» **Part of a data file**
* * *
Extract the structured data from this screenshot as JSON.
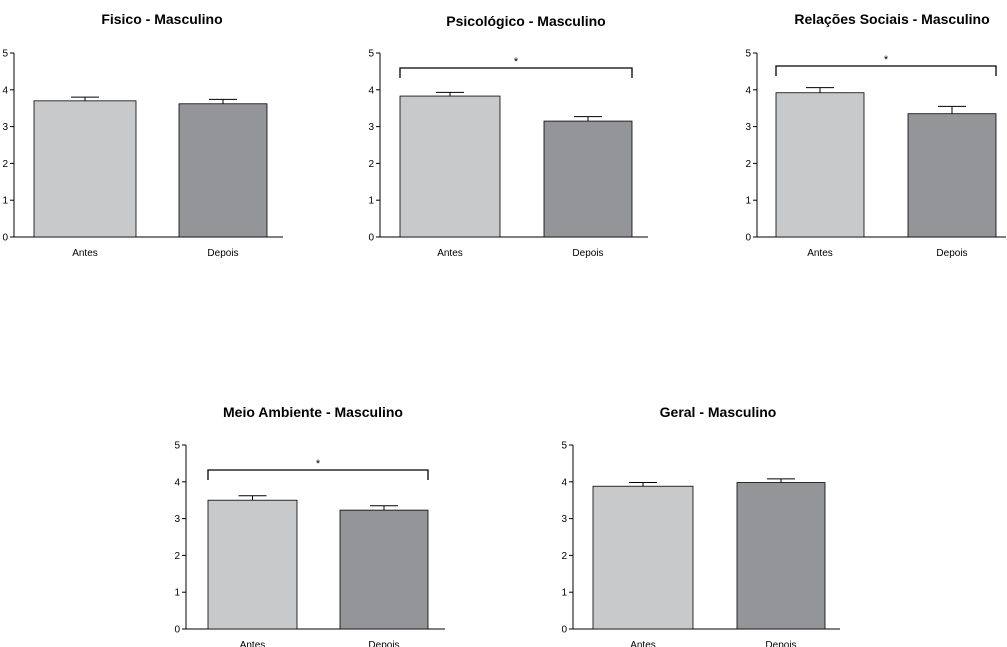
{
  "chart_data": [
    {
      "type": "bar",
      "title": "Fisico - Masculino",
      "categories": [
        "Antes",
        "Depois"
      ],
      "values": [
        3.7,
        3.62
      ],
      "errors": [
        0.1,
        0.12
      ],
      "ylim": [
        0,
        5
      ],
      "yticks": [
        "0",
        "1",
        "2",
        "3",
        "4",
        "5"
      ],
      "significance": "",
      "colors": [
        "#c8c9cb",
        "#939598"
      ]
    },
    {
      "type": "bar",
      "title": "Psicológico - Masculino",
      "categories": [
        "Antes",
        "Depois"
      ],
      "values": [
        3.83,
        3.15
      ],
      "errors": [
        0.1,
        0.12
      ],
      "ylim": [
        0,
        5
      ],
      "yticks": [
        "0",
        "1",
        "2",
        "3",
        "4",
        "5"
      ],
      "significance": "*",
      "colors": [
        "#c8c9cb",
        "#939598"
      ]
    },
    {
      "type": "bar",
      "title": "Relações Sociais - Masculino",
      "categories": [
        "Antes",
        "Depois"
      ],
      "values": [
        3.92,
        3.35
      ],
      "errors": [
        0.14,
        0.2
      ],
      "ylim": [
        0,
        5
      ],
      "yticks": [
        "0",
        "1",
        "2",
        "3",
        "4",
        "5"
      ],
      "significance": "*",
      "colors": [
        "#c8c9cb",
        "#939598"
      ]
    },
    {
      "type": "bar",
      "title": "Meio Ambiente - Masculino",
      "categories": [
        "Antes",
        "Depois"
      ],
      "values": [
        3.5,
        3.23
      ],
      "errors": [
        0.12,
        0.12
      ],
      "ylim": [
        0,
        5
      ],
      "yticks": [
        "0",
        "1",
        "2",
        "3",
        "4",
        "5"
      ],
      "significance": "*",
      "colors": [
        "#c8c9cb",
        "#939598"
      ]
    },
    {
      "type": "bar",
      "title": "Geral - Masculino",
      "categories": [
        "Antes",
        "Depois"
      ],
      "values": [
        3.88,
        3.98
      ],
      "errors": [
        0.1,
        0.1
      ],
      "ylim": [
        0,
        5
      ],
      "yticks": [
        "0",
        "1",
        "2",
        "3",
        "4",
        "5"
      ],
      "significance": "",
      "colors": [
        "#c8c9cb",
        "#939598"
      ]
    }
  ]
}
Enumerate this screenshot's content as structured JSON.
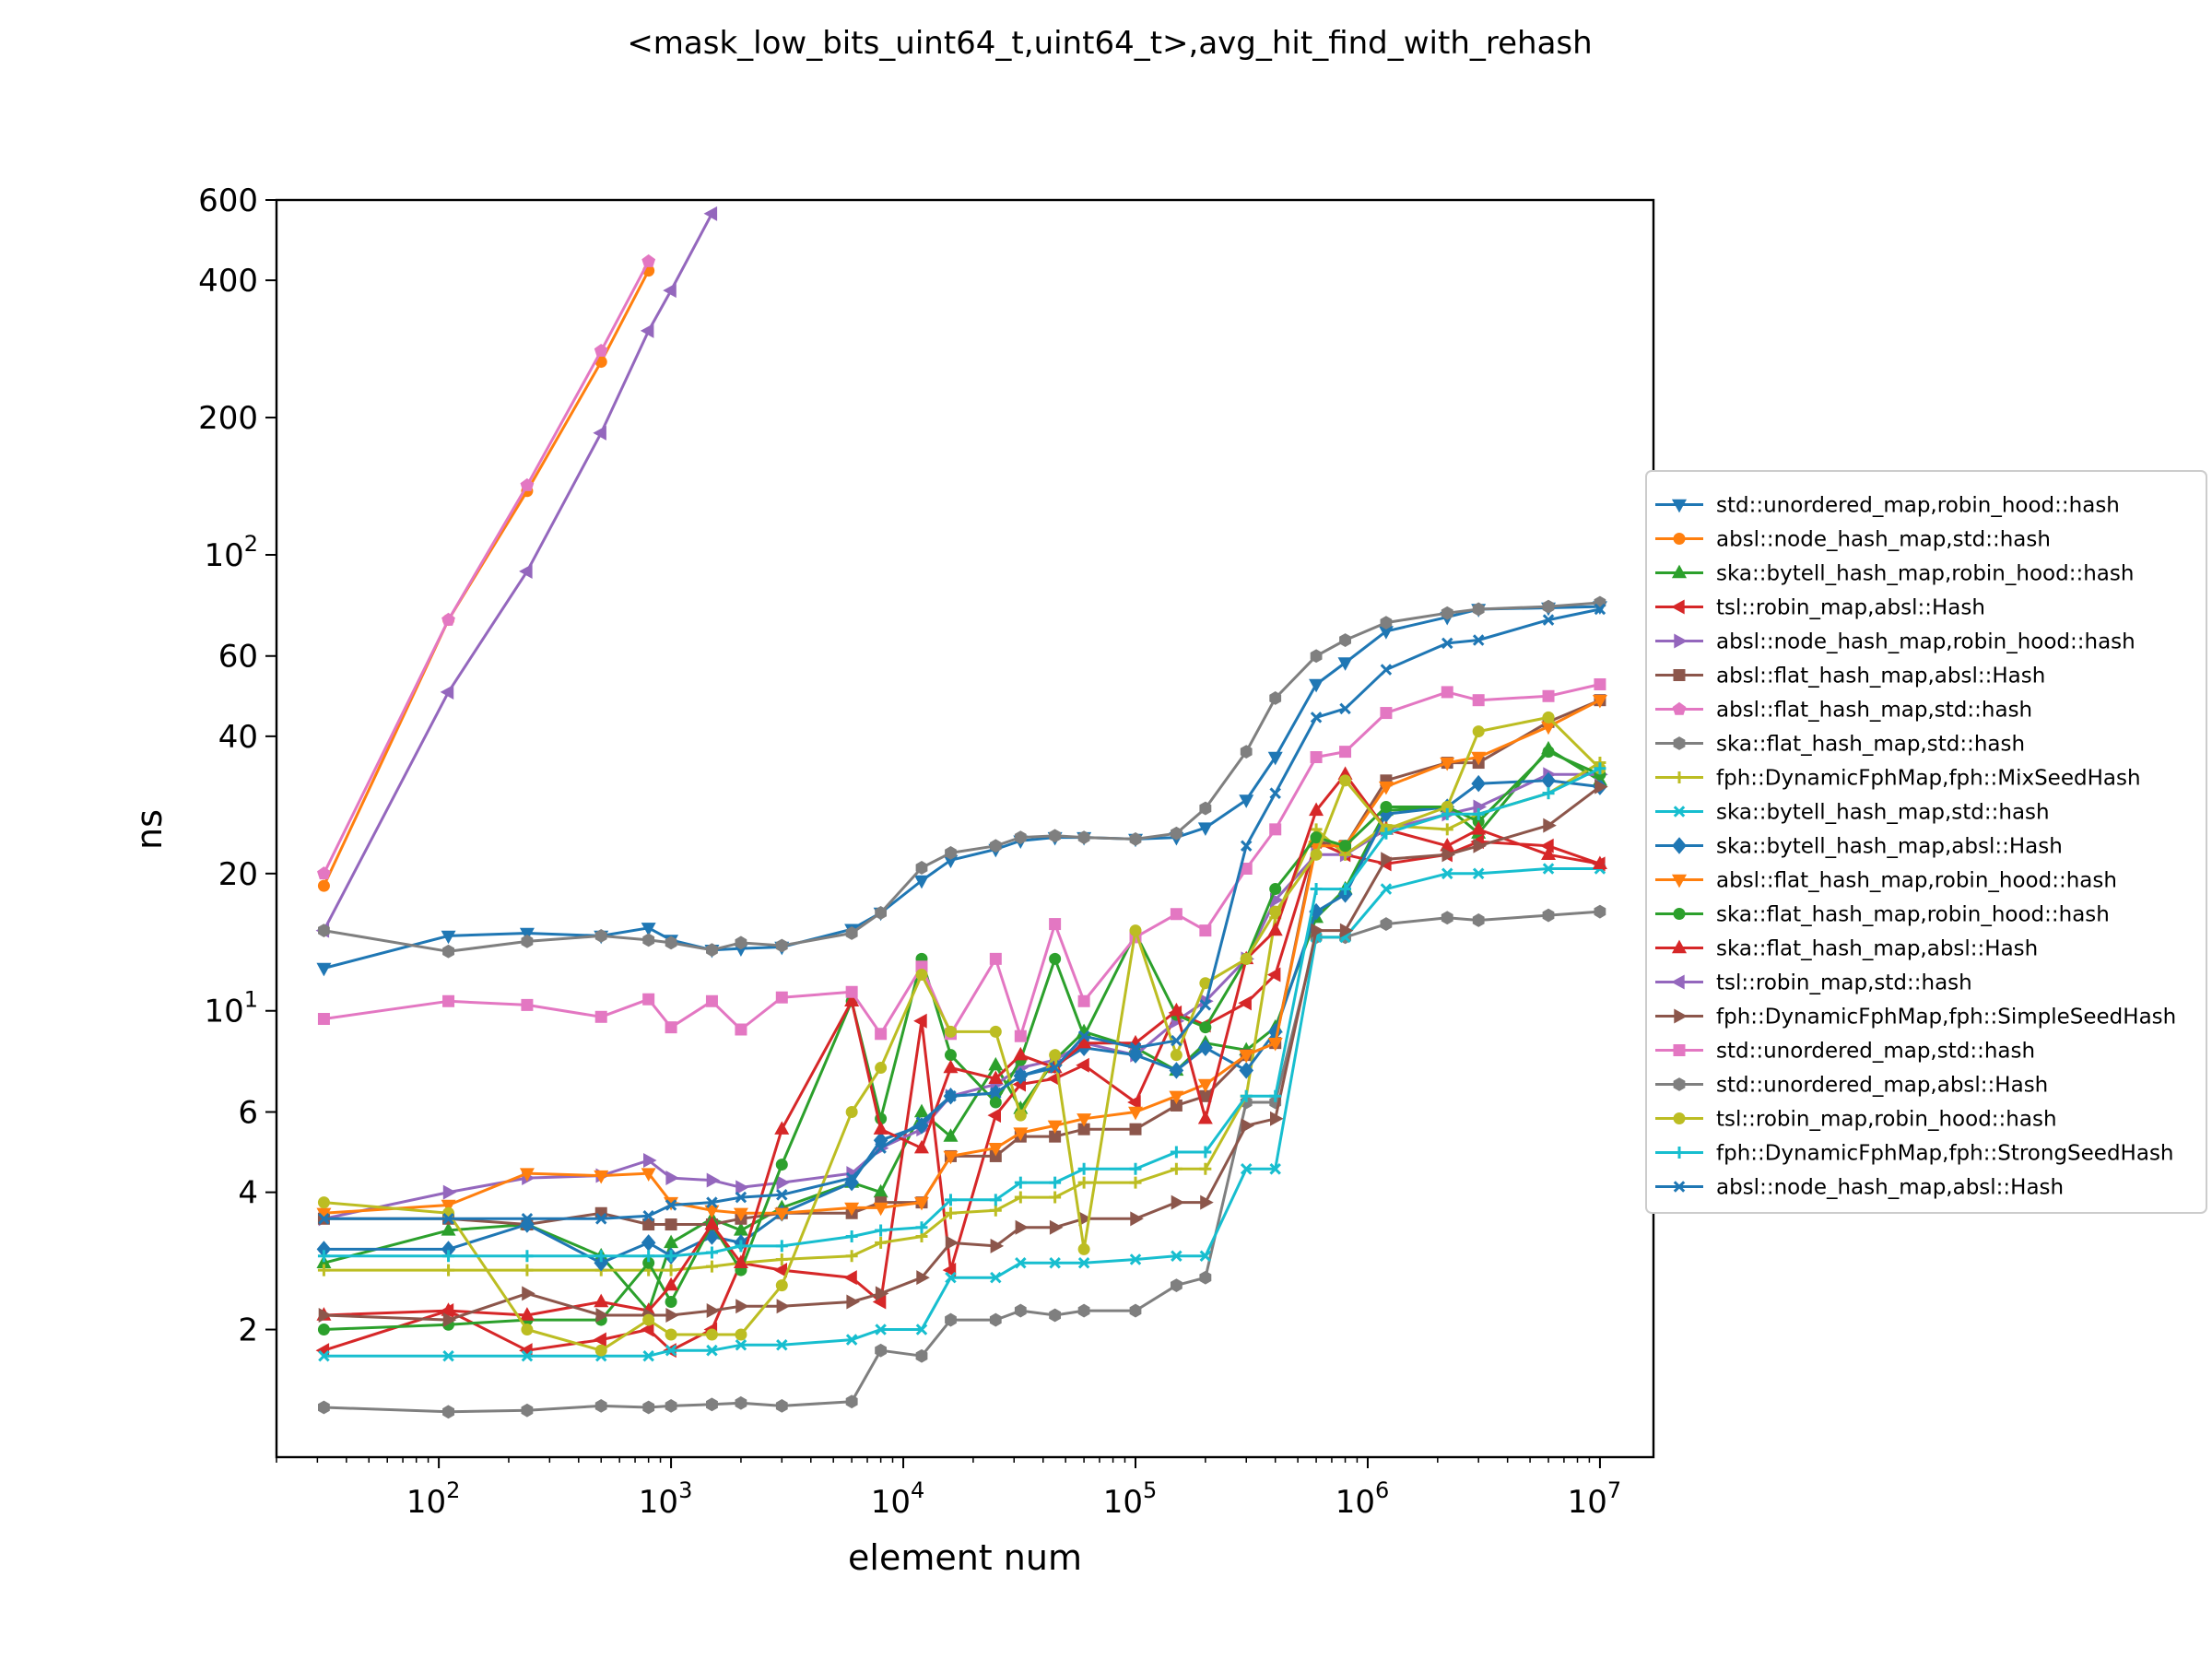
* * *
» **Stated exercise**
Write down every line of the data above that includes the string "JSON".

» **Task output**
Extract the structured data from this screenshot as JSON.
Enumerate this screenshot's content as structured JSON.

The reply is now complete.